> [Exercise prompt]:
Write out each line beneath this one exactly as it reads.

[begin Extracted records]

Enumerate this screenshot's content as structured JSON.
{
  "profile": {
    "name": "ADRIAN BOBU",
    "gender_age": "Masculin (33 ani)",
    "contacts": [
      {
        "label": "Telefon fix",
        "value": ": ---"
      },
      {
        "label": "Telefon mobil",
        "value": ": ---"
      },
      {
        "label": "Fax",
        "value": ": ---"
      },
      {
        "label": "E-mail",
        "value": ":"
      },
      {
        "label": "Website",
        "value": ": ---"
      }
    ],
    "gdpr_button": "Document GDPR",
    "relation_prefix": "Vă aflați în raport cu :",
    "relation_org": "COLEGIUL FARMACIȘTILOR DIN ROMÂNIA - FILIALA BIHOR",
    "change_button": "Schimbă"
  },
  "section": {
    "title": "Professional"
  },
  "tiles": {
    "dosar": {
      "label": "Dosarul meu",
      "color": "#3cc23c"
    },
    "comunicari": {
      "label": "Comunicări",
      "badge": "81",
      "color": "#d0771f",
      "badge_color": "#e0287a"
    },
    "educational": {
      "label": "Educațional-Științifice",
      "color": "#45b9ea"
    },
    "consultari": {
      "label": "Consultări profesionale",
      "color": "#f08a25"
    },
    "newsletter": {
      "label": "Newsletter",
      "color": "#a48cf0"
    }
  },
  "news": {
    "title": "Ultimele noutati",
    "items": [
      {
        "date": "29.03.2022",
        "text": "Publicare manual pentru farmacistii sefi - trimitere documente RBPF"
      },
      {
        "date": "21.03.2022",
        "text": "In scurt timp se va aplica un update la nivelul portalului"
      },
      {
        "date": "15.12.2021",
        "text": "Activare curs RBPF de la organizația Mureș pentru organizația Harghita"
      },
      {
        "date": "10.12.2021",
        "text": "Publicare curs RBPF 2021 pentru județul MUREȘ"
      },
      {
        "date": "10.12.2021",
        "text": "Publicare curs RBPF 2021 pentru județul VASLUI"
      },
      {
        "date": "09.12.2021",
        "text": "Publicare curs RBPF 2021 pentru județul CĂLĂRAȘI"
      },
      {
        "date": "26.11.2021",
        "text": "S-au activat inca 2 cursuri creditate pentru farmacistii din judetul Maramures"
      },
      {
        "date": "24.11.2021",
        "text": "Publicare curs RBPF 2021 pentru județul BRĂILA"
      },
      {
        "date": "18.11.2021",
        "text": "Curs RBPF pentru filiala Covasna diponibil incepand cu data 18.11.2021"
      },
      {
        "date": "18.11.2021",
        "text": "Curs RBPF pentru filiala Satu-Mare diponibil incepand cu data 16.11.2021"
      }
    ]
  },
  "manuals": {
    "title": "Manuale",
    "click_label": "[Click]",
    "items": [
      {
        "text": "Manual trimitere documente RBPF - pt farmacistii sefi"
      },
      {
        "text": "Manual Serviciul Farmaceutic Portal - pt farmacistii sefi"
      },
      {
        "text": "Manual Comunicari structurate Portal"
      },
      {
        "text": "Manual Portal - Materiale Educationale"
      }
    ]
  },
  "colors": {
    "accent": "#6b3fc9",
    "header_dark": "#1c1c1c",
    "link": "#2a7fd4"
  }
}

[end Extracted records]

> [Exercise response]:
Enumerate this screenshot's content as structured JSON.
{
  "profile": {
    "name": "ADRIAN BOBU",
    "gender_age": "Masculin (33 ani)",
    "contacts": [
      {
        "label": "Telefon fix",
        "value": ": ---"
      },
      {
        "label": "Telefon mobil",
        "value": ": ---"
      },
      {
        "label": "Fax",
        "value": ": ---"
      },
      {
        "label": "E-mail",
        "value": ":"
      },
      {
        "label": "Website",
        "value": ": ---"
      }
    ],
    "gdpr_button": "Document GDPR",
    "relation_prefix": "Vă aflați în raport cu :",
    "relation_org": "COLEGIUL FARMACIȘTILOR DIN ROMÂNIA - FILIALA BIHOR",
    "change_button": "Schimbă"
  },
  "section": {
    "title": "Professional"
  },
  "tiles": {
    "dosar": {
      "label": "Dosarul meu",
      "color": "#3cc23c"
    },
    "comunicari": {
      "label": "Comunicări",
      "badge": "81",
      "color": "#d0771f",
      "badge_color": "#e0287a"
    },
    "educational": {
      "label": "Educațional-Științifice",
      "color": "#45b9ea"
    },
    "consultari": {
      "label": "Consultări profesionale",
      "color": "#f08a25"
    },
    "newsletter": {
      "label": "Newsletter",
      "color": "#a48cf0"
    }
  },
  "news": {
    "title": "Ultimele noutati",
    "items": [
      {
        "date": "29.03.2022",
        "text": "Publicare manual pentru farmacistii sefi - trimitere documente RBPF"
      },
      {
        "date": "21.03.2022",
        "text": "In scurt timp se va aplica un update la nivelul portalului"
      },
      {
        "date": "15.12.2021",
        "text": "Activare curs RBPF de la organizația Mureș pentru organizația Harghita"
      },
      {
        "date": "10.12.2021",
        "text": "Publicare curs RBPF 2021 pentru județul MUREȘ"
      },
      {
        "date": "10.12.2021",
        "text": "Publicare curs RBPF 2021 pentru județul VASLUI"
      },
      {
        "date": "09.12.2021",
        "text": "Publicare curs RBPF 2021 pentru județul CĂLĂRAȘI"
      },
      {
        "date": "26.11.2021",
        "text": "S-au activat inca 2 cursuri creditate pentru farmacistii din judetul Maramures"
      },
      {
        "date": "24.11.2021",
        "text": "Publicare curs RBPF 2021 pentru județul BRĂILA"
      },
      {
        "date": "18.11.2021",
        "text": "Curs RBPF pentru filiala Covasna diponibil incepand cu data 18.11.2021"
      },
      {
        "date": "18.11.2021",
        "text": "Curs RBPF pentru filiala Satu-Mare diponibil incepand cu data 16.11.2021"
      }
    ]
  },
  "manuals": {
    "title": "Manuale",
    "click_label": "[Click]",
    "items": [
      {
        "text": "Manual trimitere documente RBPF - pt farmacistii sefi"
      },
      {
        "text": "Manual Serviciul Farmaceutic Portal - pt farmacistii sefi"
      },
      {
        "text": "Manual Comunicari structurate Portal"
      },
      {
        "text": "Manual Portal - Materiale Educationale"
      }
    ]
  },
  "colors": {
    "accent": "#6b3fc9",
    "header_dark": "#1c1c1c",
    "link": "#2a7fd4"
  }
}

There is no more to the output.